**Job**
Copy out each item below line for line, changing nothing.

**Provided records**
# # # # #
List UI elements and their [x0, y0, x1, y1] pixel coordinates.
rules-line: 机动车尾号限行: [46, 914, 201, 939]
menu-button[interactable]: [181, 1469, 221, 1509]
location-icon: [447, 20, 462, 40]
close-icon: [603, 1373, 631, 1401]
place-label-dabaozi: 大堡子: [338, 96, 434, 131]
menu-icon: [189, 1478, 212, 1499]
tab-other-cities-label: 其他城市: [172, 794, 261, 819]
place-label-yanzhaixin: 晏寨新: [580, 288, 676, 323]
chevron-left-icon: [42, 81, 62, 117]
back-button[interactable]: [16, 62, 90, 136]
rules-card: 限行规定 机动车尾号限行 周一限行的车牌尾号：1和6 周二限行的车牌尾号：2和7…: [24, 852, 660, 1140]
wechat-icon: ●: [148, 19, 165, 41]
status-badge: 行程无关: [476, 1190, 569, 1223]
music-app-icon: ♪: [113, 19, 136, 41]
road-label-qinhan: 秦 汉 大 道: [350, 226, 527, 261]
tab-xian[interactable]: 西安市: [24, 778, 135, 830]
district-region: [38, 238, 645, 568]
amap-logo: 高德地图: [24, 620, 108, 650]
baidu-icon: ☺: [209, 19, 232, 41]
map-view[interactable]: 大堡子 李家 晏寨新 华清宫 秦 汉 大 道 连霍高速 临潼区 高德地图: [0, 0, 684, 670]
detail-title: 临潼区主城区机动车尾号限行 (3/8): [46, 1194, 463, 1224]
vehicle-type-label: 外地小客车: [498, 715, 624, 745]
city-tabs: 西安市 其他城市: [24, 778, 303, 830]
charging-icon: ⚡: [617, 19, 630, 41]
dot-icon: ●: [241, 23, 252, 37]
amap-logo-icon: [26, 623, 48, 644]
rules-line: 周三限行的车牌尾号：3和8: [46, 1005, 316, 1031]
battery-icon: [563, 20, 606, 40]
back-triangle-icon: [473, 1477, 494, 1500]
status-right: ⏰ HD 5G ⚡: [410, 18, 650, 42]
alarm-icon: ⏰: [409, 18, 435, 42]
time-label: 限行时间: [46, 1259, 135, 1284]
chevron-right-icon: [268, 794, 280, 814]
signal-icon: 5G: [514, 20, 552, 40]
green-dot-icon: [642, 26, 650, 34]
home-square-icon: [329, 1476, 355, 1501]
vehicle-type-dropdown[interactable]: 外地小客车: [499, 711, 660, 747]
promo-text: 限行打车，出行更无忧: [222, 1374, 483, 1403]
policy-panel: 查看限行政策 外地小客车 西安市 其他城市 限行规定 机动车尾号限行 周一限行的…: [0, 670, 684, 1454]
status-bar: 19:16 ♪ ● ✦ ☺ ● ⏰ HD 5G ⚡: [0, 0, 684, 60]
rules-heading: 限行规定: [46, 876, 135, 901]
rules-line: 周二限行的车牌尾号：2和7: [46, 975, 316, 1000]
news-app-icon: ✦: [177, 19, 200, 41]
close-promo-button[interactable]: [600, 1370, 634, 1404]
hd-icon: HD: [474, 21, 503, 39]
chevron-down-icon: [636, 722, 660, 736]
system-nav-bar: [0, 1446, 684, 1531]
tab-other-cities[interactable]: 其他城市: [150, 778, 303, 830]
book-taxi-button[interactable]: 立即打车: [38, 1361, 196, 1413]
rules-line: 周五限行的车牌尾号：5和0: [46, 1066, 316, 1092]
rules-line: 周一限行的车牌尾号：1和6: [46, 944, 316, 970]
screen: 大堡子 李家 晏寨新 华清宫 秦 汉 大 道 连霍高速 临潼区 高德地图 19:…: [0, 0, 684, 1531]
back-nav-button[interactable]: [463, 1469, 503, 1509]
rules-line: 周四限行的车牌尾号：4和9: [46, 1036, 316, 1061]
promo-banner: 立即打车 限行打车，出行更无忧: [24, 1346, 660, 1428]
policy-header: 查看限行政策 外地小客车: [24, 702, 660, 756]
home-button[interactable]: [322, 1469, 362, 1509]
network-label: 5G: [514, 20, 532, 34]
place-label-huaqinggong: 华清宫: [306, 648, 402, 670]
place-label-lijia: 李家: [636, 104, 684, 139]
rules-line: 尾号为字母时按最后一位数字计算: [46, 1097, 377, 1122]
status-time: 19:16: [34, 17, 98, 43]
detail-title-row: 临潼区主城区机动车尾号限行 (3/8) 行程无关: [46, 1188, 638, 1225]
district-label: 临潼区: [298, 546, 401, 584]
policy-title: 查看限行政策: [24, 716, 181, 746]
# # # # #
**Finished task**
List UI elements and their [x0, y0, x1, y1] pixel coordinates.
rules-line: 机动车尾号限行: [46, 914, 201, 939]
menu-button[interactable]: [181, 1469, 221, 1509]
location-icon: [447, 20, 462, 40]
close-icon: [603, 1373, 631, 1401]
place-label-dabaozi: 大堡子: [338, 96, 434, 131]
menu-icon: [189, 1478, 212, 1499]
tab-other-cities-label: 其他城市: [172, 794, 261, 819]
place-label-yanzhaixin: 晏寨新: [580, 288, 676, 323]
chevron-left-icon: [42, 81, 62, 117]
back-button[interactable]: [16, 62, 90, 136]
rules-card: 限行规定 机动车尾号限行 周一限行的车牌尾号：1和6 周二限行的车牌尾号：2和7…: [24, 852, 660, 1140]
wechat-icon: ●: [148, 19, 165, 41]
status-badge: 行程无关: [476, 1190, 569, 1223]
music-app-icon: ♪: [113, 19, 136, 41]
road-label-qinhan: 秦 汉 大 道: [350, 226, 527, 261]
tab-xian[interactable]: 西安市: [24, 778, 135, 830]
district-region: [38, 238, 645, 568]
amap-logo: 高德地图: [24, 620, 108, 650]
baidu-icon: ☺: [209, 19, 232, 41]
map-view[interactable]: 大堡子 李家 晏寨新 华清宫 秦 汉 大 道 连霍高速 临潼区 高德地图: [0, 0, 684, 670]
detail-title: 临潼区主城区机动车尾号限行 (3/8): [46, 1194, 463, 1224]
vehicle-type-label: 外地小客车: [498, 715, 624, 745]
city-tabs: 西安市 其他城市: [24, 778, 303, 830]
charging-icon: ⚡: [617, 19, 630, 41]
dot-icon: ●: [241, 23, 252, 37]
amap-logo-icon: [26, 623, 48, 644]
rules-line: 周三限行的车牌尾号：3和8: [46, 1005, 316, 1031]
battery-icon: [563, 20, 606, 40]
back-triangle-icon: [473, 1477, 494, 1500]
status-right: ⏰ HD 5G ⚡: [410, 18, 650, 42]
alarm-icon: ⏰: [409, 18, 435, 42]
time-label: 限行时间: [46, 1259, 135, 1284]
chevron-right-icon: [268, 794, 280, 814]
signal-icon: 5G: [514, 20, 552, 40]
green-dot-icon: [642, 26, 650, 34]
home-square-icon: [329, 1476, 355, 1501]
vehicle-type-dropdown[interactable]: 外地小客车: [499, 711, 660, 747]
promo-text: 限行打车，出行更无忧: [222, 1374, 483, 1403]
policy-panel: 查看限行政策 外地小客车 西安市 其他城市 限行规定 机动车尾号限行 周一限行的…: [0, 670, 684, 1454]
status-bar: 19:16 ♪ ● ✦ ☺ ● ⏰ HD 5G ⚡: [0, 0, 684, 60]
rules-heading: 限行规定: [46, 876, 135, 901]
rules-line: 周二限行的车牌尾号：2和7: [46, 975, 316, 1000]
news-app-icon: ✦: [177, 19, 200, 41]
close-promo-button[interactable]: [600, 1370, 634, 1404]
hd-icon: HD: [474, 21, 503, 39]
chevron-down-icon: [636, 722, 660, 736]
system-nav-bar: [0, 1446, 684, 1531]
tab-other-cities[interactable]: 其他城市: [150, 778, 303, 830]
book-taxi-button[interactable]: 立即打车: [38, 1361, 196, 1413]
rules-line: 周五限行的车牌尾号：5和0: [46, 1066, 316, 1092]
rules-line: 周一限行的车牌尾号：1和6: [46, 944, 316, 970]
screen: 大堡子 李家 晏寨新 华清宫 秦 汉 大 道 连霍高速 临潼区 高德地图 19:…: [0, 0, 684, 1531]
back-nav-button[interactable]: [463, 1469, 503, 1509]
rules-line: 周四限行的车牌尾号：4和9: [46, 1036, 316, 1061]
promo-banner: 立即打车 限行打车，出行更无忧: [24, 1346, 660, 1428]
policy-header: 查看限行政策 外地小客车: [24, 702, 660, 756]
home-button[interactable]: [322, 1469, 362, 1509]
network-label: 5G: [514, 20, 532, 34]
place-label-huaqinggong: 华清宫: [306, 648, 402, 670]
place-label-lijia: 李家: [636, 104, 684, 139]
rules-line: 尾号为字母时按最后一位数字计算: [46, 1097, 377, 1122]
status-time: 19:16: [34, 17, 98, 43]
detail-title-row: 临潼区主城区机动车尾号限行 (3/8) 行程无关: [46, 1188, 638, 1225]
district-label: 临潼区: [298, 546, 401, 584]
policy-title: 查看限行政策: [24, 716, 181, 746]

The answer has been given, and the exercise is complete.